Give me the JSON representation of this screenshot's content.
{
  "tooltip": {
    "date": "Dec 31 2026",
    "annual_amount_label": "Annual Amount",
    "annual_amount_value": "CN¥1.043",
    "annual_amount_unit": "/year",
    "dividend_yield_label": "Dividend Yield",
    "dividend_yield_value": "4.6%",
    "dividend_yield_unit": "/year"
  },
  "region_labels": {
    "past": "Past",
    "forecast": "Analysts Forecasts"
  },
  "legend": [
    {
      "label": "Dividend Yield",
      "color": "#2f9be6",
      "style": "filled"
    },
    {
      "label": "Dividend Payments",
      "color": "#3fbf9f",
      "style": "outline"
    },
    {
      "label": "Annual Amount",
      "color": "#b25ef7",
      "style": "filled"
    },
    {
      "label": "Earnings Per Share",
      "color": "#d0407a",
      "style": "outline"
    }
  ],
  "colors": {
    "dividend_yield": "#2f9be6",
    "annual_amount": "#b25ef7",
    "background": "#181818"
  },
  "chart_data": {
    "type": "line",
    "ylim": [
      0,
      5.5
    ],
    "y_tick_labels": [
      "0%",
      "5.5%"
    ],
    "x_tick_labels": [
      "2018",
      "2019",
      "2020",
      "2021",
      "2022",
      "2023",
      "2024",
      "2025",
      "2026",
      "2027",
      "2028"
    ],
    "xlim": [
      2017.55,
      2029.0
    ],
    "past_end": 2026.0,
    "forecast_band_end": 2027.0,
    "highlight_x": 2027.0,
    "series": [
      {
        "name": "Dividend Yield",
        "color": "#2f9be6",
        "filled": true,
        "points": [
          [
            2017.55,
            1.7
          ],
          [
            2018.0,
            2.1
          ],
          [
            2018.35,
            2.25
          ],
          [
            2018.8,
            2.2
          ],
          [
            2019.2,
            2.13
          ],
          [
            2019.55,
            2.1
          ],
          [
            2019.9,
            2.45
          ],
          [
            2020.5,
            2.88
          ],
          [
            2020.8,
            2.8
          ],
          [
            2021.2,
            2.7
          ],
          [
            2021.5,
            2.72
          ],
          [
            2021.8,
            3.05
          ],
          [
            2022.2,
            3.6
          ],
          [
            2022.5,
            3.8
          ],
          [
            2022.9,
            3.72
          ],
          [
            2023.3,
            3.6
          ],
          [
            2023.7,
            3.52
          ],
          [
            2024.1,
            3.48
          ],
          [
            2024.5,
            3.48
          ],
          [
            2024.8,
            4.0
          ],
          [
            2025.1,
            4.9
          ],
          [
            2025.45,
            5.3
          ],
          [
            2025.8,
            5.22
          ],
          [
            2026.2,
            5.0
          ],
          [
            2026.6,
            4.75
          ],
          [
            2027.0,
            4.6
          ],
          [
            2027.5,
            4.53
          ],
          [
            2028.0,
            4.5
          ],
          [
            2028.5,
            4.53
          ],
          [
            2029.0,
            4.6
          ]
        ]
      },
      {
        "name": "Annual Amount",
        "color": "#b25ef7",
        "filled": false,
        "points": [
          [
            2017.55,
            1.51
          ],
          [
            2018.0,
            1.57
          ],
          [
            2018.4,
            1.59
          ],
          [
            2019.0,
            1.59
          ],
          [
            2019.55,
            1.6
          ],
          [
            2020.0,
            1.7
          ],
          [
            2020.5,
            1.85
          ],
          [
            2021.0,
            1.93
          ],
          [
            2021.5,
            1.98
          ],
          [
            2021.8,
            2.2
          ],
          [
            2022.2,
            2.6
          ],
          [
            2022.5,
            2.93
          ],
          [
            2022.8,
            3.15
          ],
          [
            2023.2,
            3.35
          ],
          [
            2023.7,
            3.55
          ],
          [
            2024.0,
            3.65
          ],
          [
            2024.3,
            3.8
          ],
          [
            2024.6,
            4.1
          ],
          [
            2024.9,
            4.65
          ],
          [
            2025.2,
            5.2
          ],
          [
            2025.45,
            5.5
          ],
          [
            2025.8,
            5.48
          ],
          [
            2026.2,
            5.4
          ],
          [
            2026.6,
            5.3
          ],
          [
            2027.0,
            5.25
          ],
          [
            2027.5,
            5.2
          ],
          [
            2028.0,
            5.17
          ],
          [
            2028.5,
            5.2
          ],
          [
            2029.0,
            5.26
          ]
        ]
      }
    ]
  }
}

----------------------------------------

### Task to complete
From the material above, count the lines that include "year" and give only the total.

### Answer to the exercise
2